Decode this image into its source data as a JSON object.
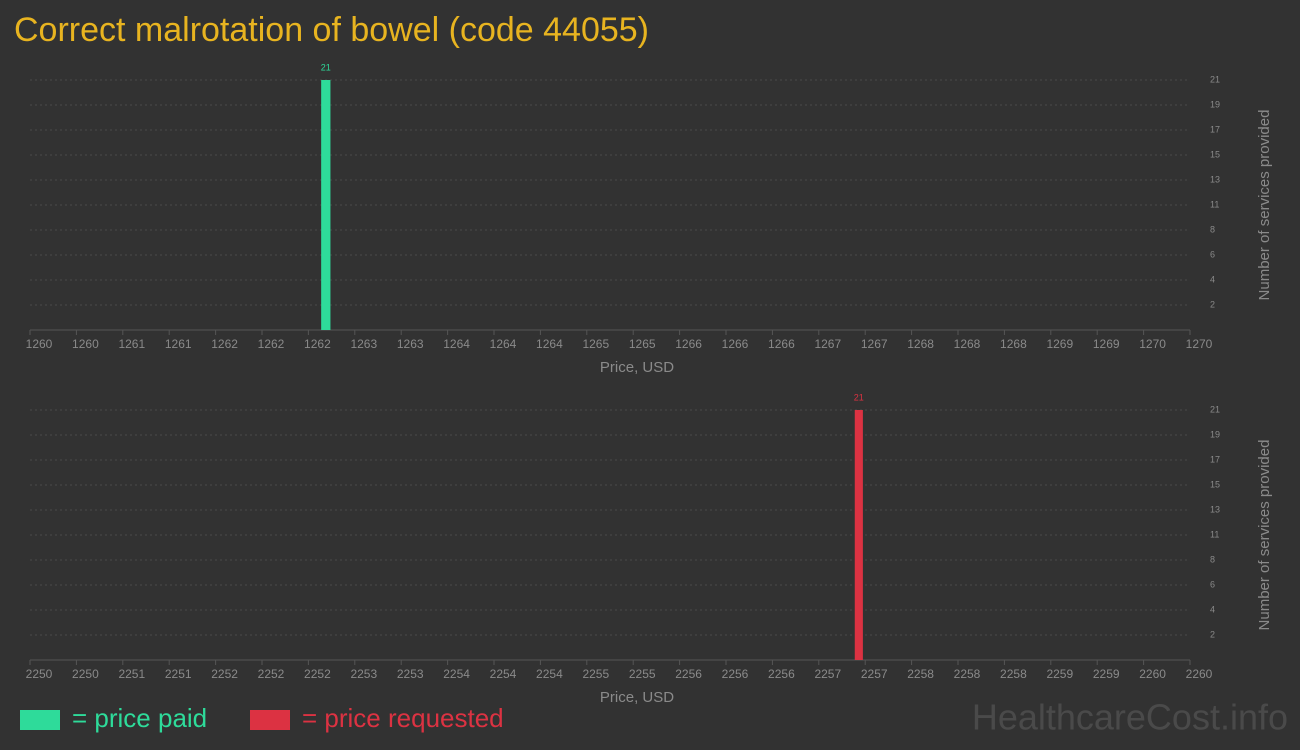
{
  "title": "Correct malrotation of bowel (code 44055)",
  "watermark": "HealthcareCost.info",
  "chart_data": [
    {
      "type": "histogram",
      "bins": [
        1262.51,
        1262.59
      ],
      "series": [
        {
          "name": "= price paid",
          "color": "#2edb9a",
          "values": [
            21
          ]
        }
      ],
      "xlabel": "Price, USD",
      "ylabel": "Number of services provided",
      "xlim": [
        1260,
        1270
      ],
      "xticks": [
        1260,
        {
          "value": 1260.4,
          "label": "1260"
        },
        {
          "value": 1260.8,
          "label": "1261"
        },
        {
          "value": 1261.2,
          "label": "1261"
        },
        {
          "value": 1261.6,
          "label": "1262"
        },
        1262,
        {
          "value": 1262.4,
          "label": "1262"
        },
        {
          "value": 1262.8,
          "label": "1263"
        },
        {
          "value": 1263.2,
          "label": "1263"
        },
        {
          "value": 1263.6,
          "label": "1264"
        },
        1264,
        {
          "value": 1264.4,
          "label": "1264"
        },
        {
          "value": 1264.8,
          "label": "1265"
        },
        {
          "value": 1265.2,
          "label": "1265"
        },
        {
          "value": 1265.6,
          "label": "1266"
        },
        1266,
        {
          "value": 1266.4,
          "label": "1266"
        },
        {
          "value": 1266.8,
          "label": "1267"
        },
        {
          "value": 1267.2,
          "label": "1267"
        },
        {
          "value": 1267.6,
          "label": "1268"
        },
        1268,
        {
          "value": 1268.4,
          "label": "1268"
        },
        {
          "value": 1268.8,
          "label": "1269"
        },
        {
          "value": 1269.2,
          "label": "1269"
        },
        {
          "value": 1269.6,
          "label": "1270"
        },
        1270
      ],
      "ylim": [
        0,
        21
      ],
      "yticks": [
        {
          "value": 2.1,
          "label": "2"
        },
        {
          "value": 4.2,
          "label": "4"
        },
        {
          "value": 6.3,
          "label": "6"
        },
        {
          "value": 8.4,
          "label": "8"
        },
        {
          "value": 10.5,
          "label": "11"
        },
        {
          "value": 12.6,
          "label": "13"
        },
        {
          "value": 14.7,
          "label": "15"
        },
        {
          "value": 16.8,
          "label": "17"
        },
        {
          "value": 18.9,
          "label": "19"
        },
        21
      ],
      "grid": true
    },
    {
      "type": "histogram",
      "bins": [
        2257.11,
        2257.18
      ],
      "series": [
        {
          "name": "= price requested",
          "color": "#dc3242",
          "values": [
            21
          ]
        }
      ],
      "xlabel": "Price, USD",
      "ylabel": "Number of services provided",
      "xlim": [
        2250,
        2260
      ],
      "xticks": [
        2250,
        {
          "value": 2250.4,
          "label": "2250"
        },
        {
          "value": 2250.8,
          "label": "2251"
        },
        {
          "value": 2251.2,
          "label": "2251"
        },
        {
          "value": 2251.6,
          "label": "2252"
        },
        2252,
        {
          "value": 2252.4,
          "label": "2252"
        },
        {
          "value": 2252.8,
          "label": "2253"
        },
        {
          "value": 2253.2,
          "label": "2253"
        },
        {
          "value": 2253.6,
          "label": "2254"
        },
        2254,
        {
          "value": 2254.4,
          "label": "2254"
        },
        {
          "value": 2254.8,
          "label": "2255"
        },
        {
          "value": 2255.2,
          "label": "2255"
        },
        {
          "value": 2255.6,
          "label": "2256"
        },
        2256,
        {
          "value": 2256.4,
          "label": "2256"
        },
        {
          "value": 2256.8,
          "label": "2257"
        },
        {
          "value": 2257.2,
          "label": "2257"
        },
        {
          "value": 2257.6,
          "label": "2258"
        },
        2258,
        {
          "value": 2258.4,
          "label": "2258"
        },
        {
          "value": 2258.8,
          "label": "2259"
        },
        {
          "value": 2259.2,
          "label": "2259"
        },
        {
          "value": 2259.6,
          "label": "2260"
        },
        2260
      ],
      "ylim": [
        0,
        21
      ],
      "yticks": [
        {
          "value": 2.1,
          "label": "2"
        },
        {
          "value": 4.2,
          "label": "4"
        },
        {
          "value": 6.3,
          "label": "6"
        },
        {
          "value": 8.4,
          "label": "8"
        },
        {
          "value": 10.5,
          "label": "11"
        },
        {
          "value": 12.6,
          "label": "13"
        },
        {
          "value": 14.7,
          "label": "15"
        },
        {
          "value": 16.8,
          "label": "17"
        },
        {
          "value": 18.9,
          "label": "19"
        },
        21
      ],
      "grid": true
    }
  ]
}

PROBLEM REQUIREMENTS: Pull out each line containing the word "name" and copy it.

ANSWER IN FULL:
          "name": "= price paid",
          "name": "= price requested",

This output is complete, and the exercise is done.